### Exercise task:
Without including any images, reproduce each entry exactly.

### Material for this task:
>>>>

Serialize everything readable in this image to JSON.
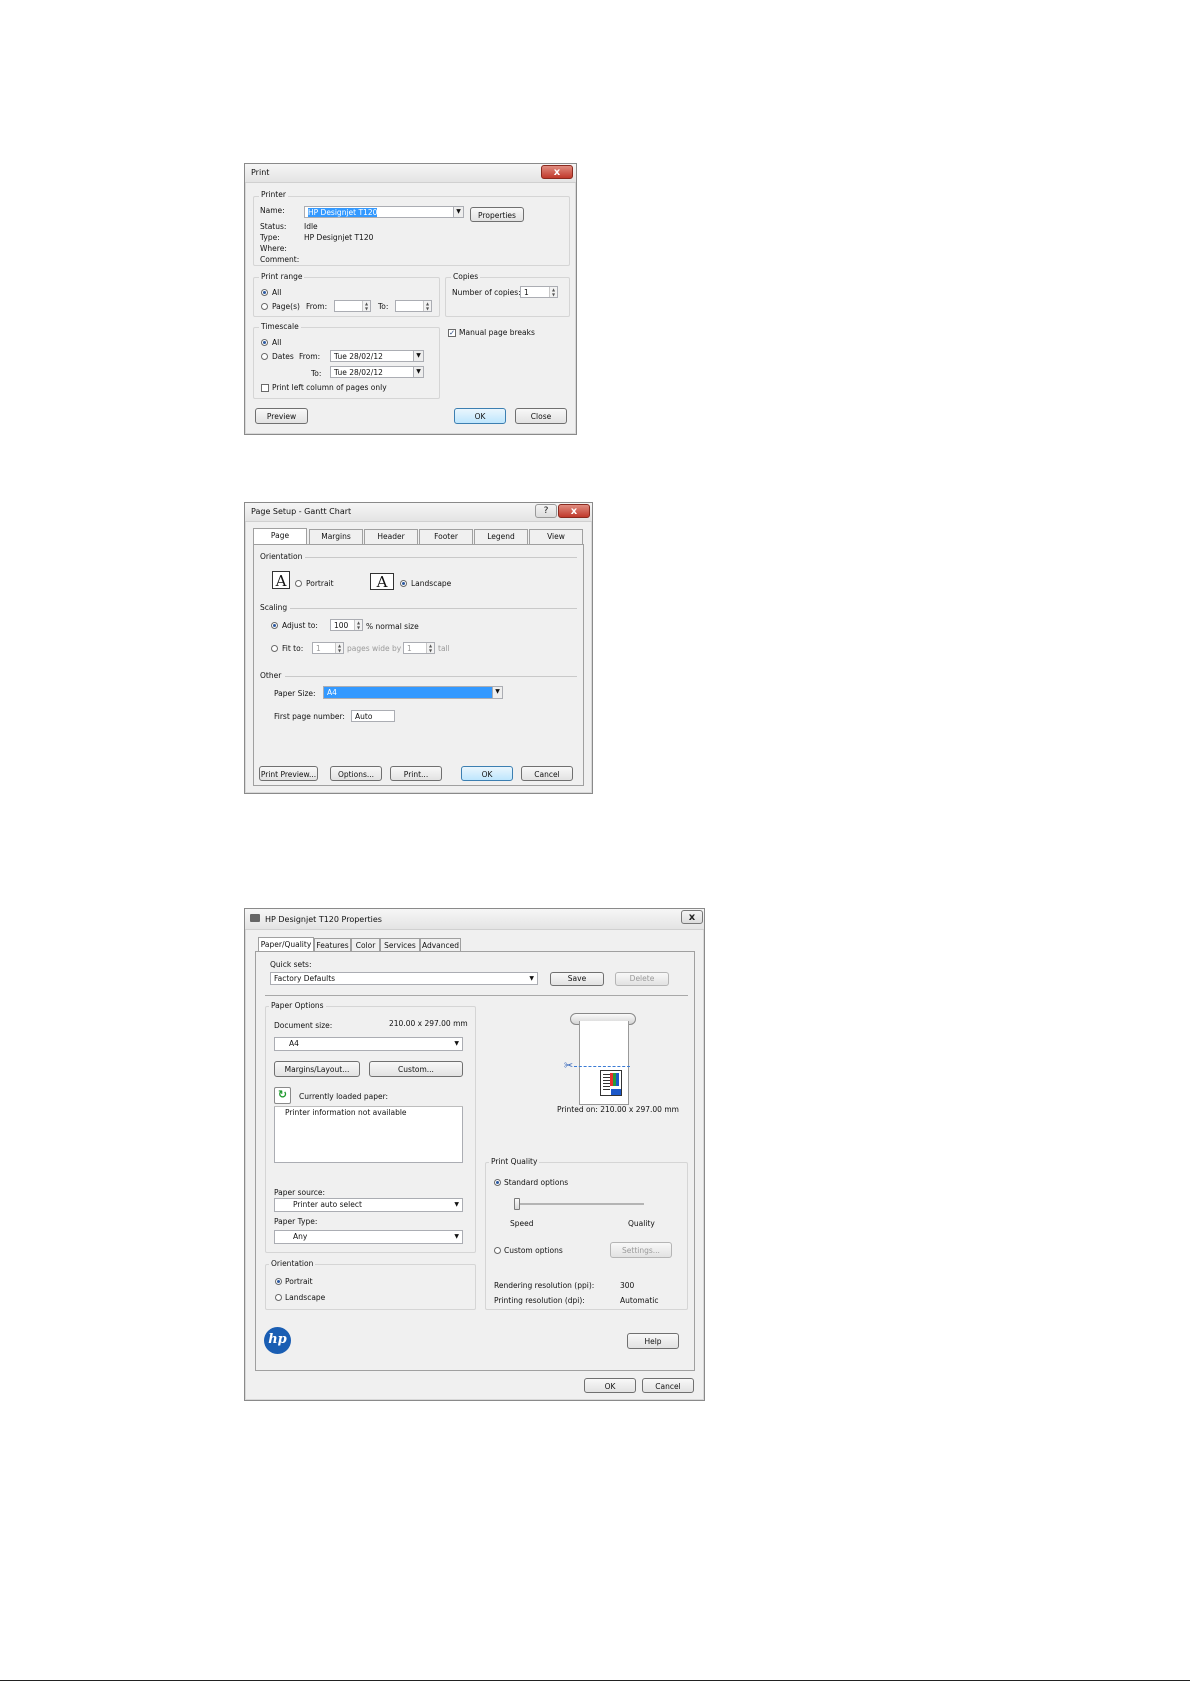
{
  "print_dialog": {
    "title": "Print",
    "close_glyph": "x",
    "printer_group": "Printer",
    "name_label": "Name:",
    "name_value": "HP Designjet T120",
    "properties_button": "Properties",
    "status_label": "Status:",
    "status_value": "Idle",
    "type_label": "Type:",
    "type_value": "HP Designjet T120",
    "where_label": "Where:",
    "comment_label": "Comment:",
    "print_range_group": "Print range",
    "all_label": "All",
    "pages_label": "Page(s)",
    "from_label": "From:",
    "to_label": "To:",
    "copies_group": "Copies",
    "number_of_copies_label": "Number of copies:",
    "number_of_copies_value": "1",
    "timescale_group": "Timescale",
    "timescale_all_label": "All",
    "dates_label": "Dates",
    "dates_from_label": "From:",
    "dates_from_value": "Tue 28/02/12",
    "dates_to_label": "To:",
    "dates_to_value": "Tue 28/02/12",
    "manual_page_breaks_label": "Manual page breaks",
    "print_left_column_label": "Print left column of pages only",
    "preview_button": "Preview",
    "ok_button": "OK",
    "close_button": "Close"
  },
  "page_setup_dialog": {
    "title": "Page Setup - Gantt Chart",
    "help_glyph": "?",
    "close_glyph": "x",
    "tabs": [
      "Page",
      "Margins",
      "Header",
      "Footer",
      "Legend",
      "View"
    ],
    "orientation_group": "Orientation",
    "portrait_label": "Portrait",
    "landscape_label": "Landscape",
    "scaling_group": "Scaling",
    "adjust_to_label": "Adjust to:",
    "adjust_to_value": "100",
    "normal_size_label": "% normal size",
    "fit_to_label": "Fit to:",
    "fit_wide_value": "1",
    "pages_wide_by_label": "pages wide by",
    "fit_tall_value": "1",
    "tall_label": "tall",
    "other_group": "Other",
    "paper_size_label": "Paper Size:",
    "paper_size_value": "A4",
    "first_page_number_label": "First page number:",
    "first_page_number_value": "Auto",
    "print_preview_button": "Print Preview...",
    "options_button": "Options...",
    "print_button": "Print...",
    "ok_button": "OK",
    "cancel_button": "Cancel"
  },
  "properties_dialog": {
    "title": "HP Designjet T120 Properties",
    "close_glyph": "x",
    "tabs": [
      "Paper/Quality",
      "Features",
      "Color",
      "Services",
      "Advanced"
    ],
    "quick_sets_label": "Quick sets:",
    "quick_sets_value": "Factory Defaults",
    "save_button": "Save",
    "delete_button": "Delete",
    "paper_options_group": "Paper Options",
    "document_size_label": "Document size:",
    "document_size_value": "210.00 x 297.00 mm",
    "document_size_select": "A4",
    "margins_layout_button": "Margins/Layout...",
    "custom_button": "Custom...",
    "currently_loaded_paper_label": "Currently loaded paper:",
    "printer_info_text": "Printer information not available",
    "paper_source_label": "Paper source:",
    "paper_source_value": "Printer auto select",
    "paper_type_label": "Paper Type:",
    "paper_type_value": "Any",
    "orientation_group": "Orientation",
    "portrait_label": "Portrait",
    "landscape_label": "Landscape",
    "printed_on_text": "Printed on: 210.00 x 297.00 mm",
    "print_quality_group": "Print Quality",
    "standard_options_label": "Standard options",
    "quality_slider_level": 0,
    "speed_label": "Speed",
    "quality_label": "Quality",
    "custom_options_label": "Custom options",
    "settings_button": "Settings...",
    "rendering_resolution_label": "Rendering resolution (ppi):",
    "rendering_resolution_value": "300",
    "printing_resolution_label": "Printing resolution (dpi):",
    "printing_resolution_value": "Automatic",
    "help_button": "Help",
    "ok_button": "OK",
    "cancel_button": "Cancel",
    "logo_text": "hp",
    "brand_color": "#1a5eb3"
  }
}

<<<<

### The reply:
Serialize everything readable in this image to JSON.
{
  "print_dialog": {
    "title": "Print",
    "close_glyph": "x",
    "printer_group": "Printer",
    "name_label": "Name:",
    "name_value": "HP Designjet T120",
    "properties_button": "Properties",
    "status_label": "Status:",
    "status_value": "Idle",
    "type_label": "Type:",
    "type_value": "HP Designjet T120",
    "where_label": "Where:",
    "comment_label": "Comment:",
    "print_range_group": "Print range",
    "all_label": "All",
    "pages_label": "Page(s)",
    "from_label": "From:",
    "to_label": "To:",
    "copies_group": "Copies",
    "number_of_copies_label": "Number of copies:",
    "number_of_copies_value": "1",
    "timescale_group": "Timescale",
    "timescale_all_label": "All",
    "dates_label": "Dates",
    "dates_from_label": "From:",
    "dates_from_value": "Tue 28/02/12",
    "dates_to_label": "To:",
    "dates_to_value": "Tue 28/02/12",
    "manual_page_breaks_label": "Manual page breaks",
    "print_left_column_label": "Print left column of pages only",
    "preview_button": "Preview",
    "ok_button": "OK",
    "close_button": "Close"
  },
  "page_setup_dialog": {
    "title": "Page Setup - Gantt Chart",
    "help_glyph": "?",
    "close_glyph": "x",
    "tabs": [
      "Page",
      "Margins",
      "Header",
      "Footer",
      "Legend",
      "View"
    ],
    "orientation_group": "Orientation",
    "portrait_label": "Portrait",
    "landscape_label": "Landscape",
    "scaling_group": "Scaling",
    "adjust_to_label": "Adjust to:",
    "adjust_to_value": "100",
    "normal_size_label": "% normal size",
    "fit_to_label": "Fit to:",
    "fit_wide_value": "1",
    "pages_wide_by_label": "pages wide by",
    "fit_tall_value": "1",
    "tall_label": "tall",
    "other_group": "Other",
    "paper_size_label": "Paper Size:",
    "paper_size_value": "A4",
    "first_page_number_label": "First page number:",
    "first_page_number_value": "Auto",
    "print_preview_button": "Print Preview...",
    "options_button": "Options...",
    "print_button": "Print...",
    "ok_button": "OK",
    "cancel_button": "Cancel"
  },
  "properties_dialog": {
    "title": "HP Designjet T120 Properties",
    "close_glyph": "x",
    "tabs": [
      "Paper/Quality",
      "Features",
      "Color",
      "Services",
      "Advanced"
    ],
    "quick_sets_label": "Quick sets:",
    "quick_sets_value": "Factory Defaults",
    "save_button": "Save",
    "delete_button": "Delete",
    "paper_options_group": "Paper Options",
    "document_size_label": "Document size:",
    "document_size_value": "210.00 x 297.00 mm",
    "document_size_select": "A4",
    "margins_layout_button": "Margins/Layout...",
    "custom_button": "Custom...",
    "currently_loaded_paper_label": "Currently loaded paper:",
    "printer_info_text": "Printer information not available",
    "paper_source_label": "Paper source:",
    "paper_source_value": "Printer auto select",
    "paper_type_label": "Paper Type:",
    "paper_type_value": "Any",
    "orientation_group": "Orientation",
    "portrait_label": "Portrait",
    "landscape_label": "Landscape",
    "printed_on_text": "Printed on: 210.00 x 297.00 mm",
    "print_quality_group": "Print Quality",
    "standard_options_label": "Standard options",
    "quality_slider_level": 0,
    "speed_label": "Speed",
    "quality_label": "Quality",
    "custom_options_label": "Custom options",
    "settings_button": "Settings...",
    "rendering_resolution_label": "Rendering resolution (ppi):",
    "rendering_resolution_value": "300",
    "printing_resolution_label": "Printing resolution (dpi):",
    "printing_resolution_value": "Automatic",
    "help_button": "Help",
    "ok_button": "OK",
    "cancel_button": "Cancel",
    "logo_text": "hp",
    "brand_color": "#1a5eb3"
  }
}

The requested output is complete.